Track down the lines that contain "JSON" and copy them.

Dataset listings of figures
• • • •

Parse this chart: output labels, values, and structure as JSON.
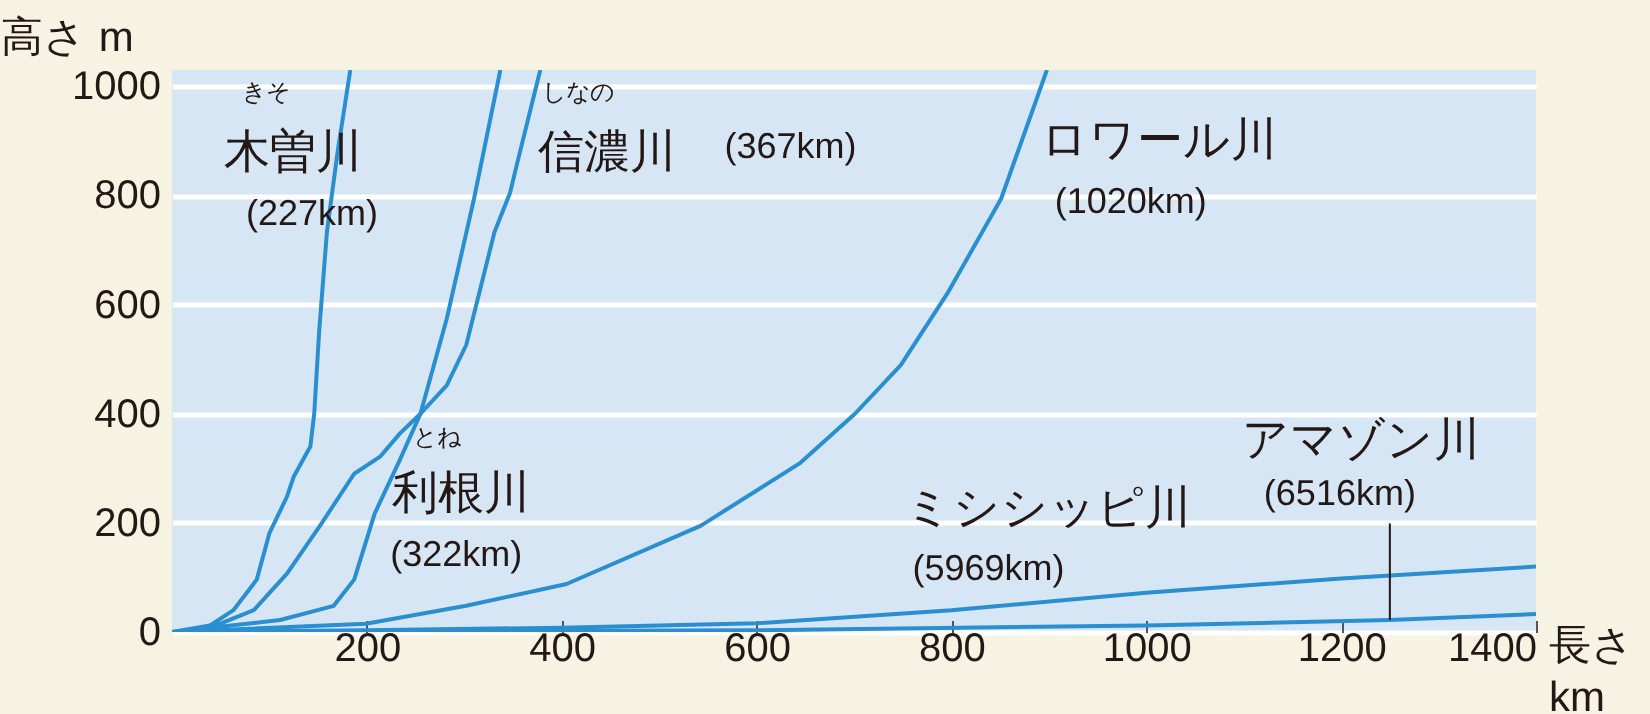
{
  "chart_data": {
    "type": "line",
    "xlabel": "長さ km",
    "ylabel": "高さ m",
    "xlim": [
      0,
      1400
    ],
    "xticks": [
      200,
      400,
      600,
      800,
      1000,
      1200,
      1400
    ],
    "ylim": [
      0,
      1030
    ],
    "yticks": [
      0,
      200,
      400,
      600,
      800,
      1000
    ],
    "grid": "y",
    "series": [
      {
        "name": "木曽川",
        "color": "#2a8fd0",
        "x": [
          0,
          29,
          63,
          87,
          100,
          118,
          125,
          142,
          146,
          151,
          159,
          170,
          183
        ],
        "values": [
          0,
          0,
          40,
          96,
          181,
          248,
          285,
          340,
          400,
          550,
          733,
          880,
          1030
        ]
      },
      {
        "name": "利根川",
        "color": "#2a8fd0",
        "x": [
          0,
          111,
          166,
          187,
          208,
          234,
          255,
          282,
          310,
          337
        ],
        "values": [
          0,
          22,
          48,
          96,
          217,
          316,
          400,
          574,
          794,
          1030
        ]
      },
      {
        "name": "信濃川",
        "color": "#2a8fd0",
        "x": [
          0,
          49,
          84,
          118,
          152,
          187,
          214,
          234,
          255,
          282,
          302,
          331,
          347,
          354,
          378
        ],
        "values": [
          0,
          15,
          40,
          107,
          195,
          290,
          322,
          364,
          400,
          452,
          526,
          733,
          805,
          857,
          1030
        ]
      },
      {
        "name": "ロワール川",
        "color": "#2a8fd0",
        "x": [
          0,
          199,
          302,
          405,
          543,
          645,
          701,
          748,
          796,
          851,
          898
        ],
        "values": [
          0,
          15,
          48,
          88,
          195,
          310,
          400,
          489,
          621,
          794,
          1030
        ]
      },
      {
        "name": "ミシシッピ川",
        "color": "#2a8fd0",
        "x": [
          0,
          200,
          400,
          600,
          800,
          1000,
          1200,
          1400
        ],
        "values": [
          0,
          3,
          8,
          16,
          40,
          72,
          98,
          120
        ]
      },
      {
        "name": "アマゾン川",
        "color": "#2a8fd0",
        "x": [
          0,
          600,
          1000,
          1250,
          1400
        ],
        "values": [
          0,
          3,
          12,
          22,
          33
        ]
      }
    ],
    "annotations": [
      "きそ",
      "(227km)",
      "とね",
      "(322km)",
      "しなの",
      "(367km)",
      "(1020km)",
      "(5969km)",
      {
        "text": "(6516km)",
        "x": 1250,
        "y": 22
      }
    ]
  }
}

• • • •

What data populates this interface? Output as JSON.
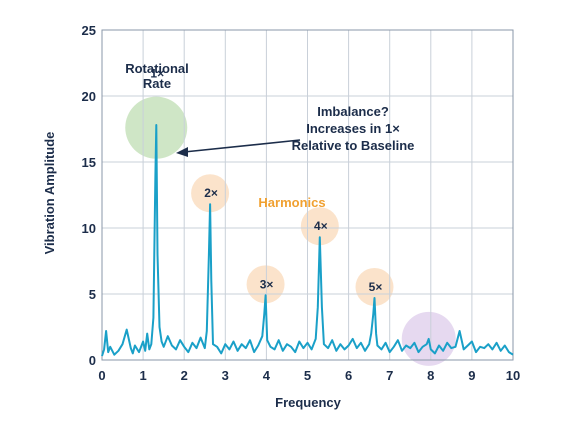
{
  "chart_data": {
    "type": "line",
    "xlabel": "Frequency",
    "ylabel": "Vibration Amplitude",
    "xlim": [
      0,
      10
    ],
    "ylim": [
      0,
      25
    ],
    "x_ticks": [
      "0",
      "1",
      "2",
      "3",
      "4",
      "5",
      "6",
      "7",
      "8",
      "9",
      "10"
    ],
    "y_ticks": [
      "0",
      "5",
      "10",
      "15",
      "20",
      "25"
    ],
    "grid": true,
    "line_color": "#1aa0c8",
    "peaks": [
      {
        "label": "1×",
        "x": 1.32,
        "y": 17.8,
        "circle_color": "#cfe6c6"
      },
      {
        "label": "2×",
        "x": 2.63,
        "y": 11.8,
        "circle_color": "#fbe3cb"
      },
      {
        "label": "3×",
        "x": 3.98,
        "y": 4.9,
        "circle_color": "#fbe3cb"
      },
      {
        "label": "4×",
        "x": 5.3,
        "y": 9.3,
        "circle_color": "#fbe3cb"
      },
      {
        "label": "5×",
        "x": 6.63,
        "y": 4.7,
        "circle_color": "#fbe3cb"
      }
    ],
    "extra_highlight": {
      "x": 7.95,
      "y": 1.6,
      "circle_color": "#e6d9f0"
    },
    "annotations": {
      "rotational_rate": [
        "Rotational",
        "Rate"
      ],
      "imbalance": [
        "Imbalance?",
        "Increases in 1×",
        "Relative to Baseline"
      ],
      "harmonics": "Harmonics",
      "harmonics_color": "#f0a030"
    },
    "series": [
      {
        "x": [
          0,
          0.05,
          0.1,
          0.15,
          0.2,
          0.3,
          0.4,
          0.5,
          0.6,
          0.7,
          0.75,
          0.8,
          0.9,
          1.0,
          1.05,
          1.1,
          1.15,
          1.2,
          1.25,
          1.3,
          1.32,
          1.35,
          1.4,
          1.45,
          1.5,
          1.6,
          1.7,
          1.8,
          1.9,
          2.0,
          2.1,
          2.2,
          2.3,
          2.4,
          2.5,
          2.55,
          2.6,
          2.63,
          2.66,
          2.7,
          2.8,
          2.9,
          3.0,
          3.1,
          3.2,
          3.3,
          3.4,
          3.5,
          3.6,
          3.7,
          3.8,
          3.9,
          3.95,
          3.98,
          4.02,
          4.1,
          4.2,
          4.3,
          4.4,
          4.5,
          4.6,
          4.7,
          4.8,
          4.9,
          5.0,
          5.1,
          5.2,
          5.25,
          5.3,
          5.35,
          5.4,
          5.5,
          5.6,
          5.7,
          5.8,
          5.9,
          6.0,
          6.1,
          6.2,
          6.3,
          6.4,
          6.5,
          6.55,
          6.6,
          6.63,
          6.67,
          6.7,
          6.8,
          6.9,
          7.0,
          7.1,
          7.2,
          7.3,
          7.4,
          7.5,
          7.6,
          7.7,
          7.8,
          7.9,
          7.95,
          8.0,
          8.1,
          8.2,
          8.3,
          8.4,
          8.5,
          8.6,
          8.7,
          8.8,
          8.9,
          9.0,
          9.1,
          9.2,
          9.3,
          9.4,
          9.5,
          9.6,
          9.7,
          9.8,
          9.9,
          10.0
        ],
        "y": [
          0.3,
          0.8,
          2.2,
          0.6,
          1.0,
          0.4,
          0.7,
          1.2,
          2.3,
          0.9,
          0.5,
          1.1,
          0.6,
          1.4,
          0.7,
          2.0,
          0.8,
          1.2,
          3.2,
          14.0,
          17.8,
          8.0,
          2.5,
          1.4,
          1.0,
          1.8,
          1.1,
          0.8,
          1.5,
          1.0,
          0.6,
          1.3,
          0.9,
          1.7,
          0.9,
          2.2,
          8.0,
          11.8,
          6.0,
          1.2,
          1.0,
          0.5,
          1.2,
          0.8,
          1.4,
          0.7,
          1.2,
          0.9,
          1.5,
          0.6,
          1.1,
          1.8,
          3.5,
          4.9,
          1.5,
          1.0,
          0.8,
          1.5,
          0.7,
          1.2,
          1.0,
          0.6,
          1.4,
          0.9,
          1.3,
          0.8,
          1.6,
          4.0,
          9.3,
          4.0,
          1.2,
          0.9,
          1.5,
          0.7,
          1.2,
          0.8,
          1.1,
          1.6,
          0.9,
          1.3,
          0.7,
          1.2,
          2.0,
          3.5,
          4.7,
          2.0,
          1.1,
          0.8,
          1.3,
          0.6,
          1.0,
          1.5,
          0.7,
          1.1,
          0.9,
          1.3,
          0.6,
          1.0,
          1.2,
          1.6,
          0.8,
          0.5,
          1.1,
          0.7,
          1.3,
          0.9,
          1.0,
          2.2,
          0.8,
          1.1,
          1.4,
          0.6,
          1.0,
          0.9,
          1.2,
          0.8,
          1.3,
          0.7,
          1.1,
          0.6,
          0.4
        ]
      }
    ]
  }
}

• • • •

▶ **RESULT**
Parse this chart: output labels, values, and structure as JSON.
What data populates this interface? Output as JSON.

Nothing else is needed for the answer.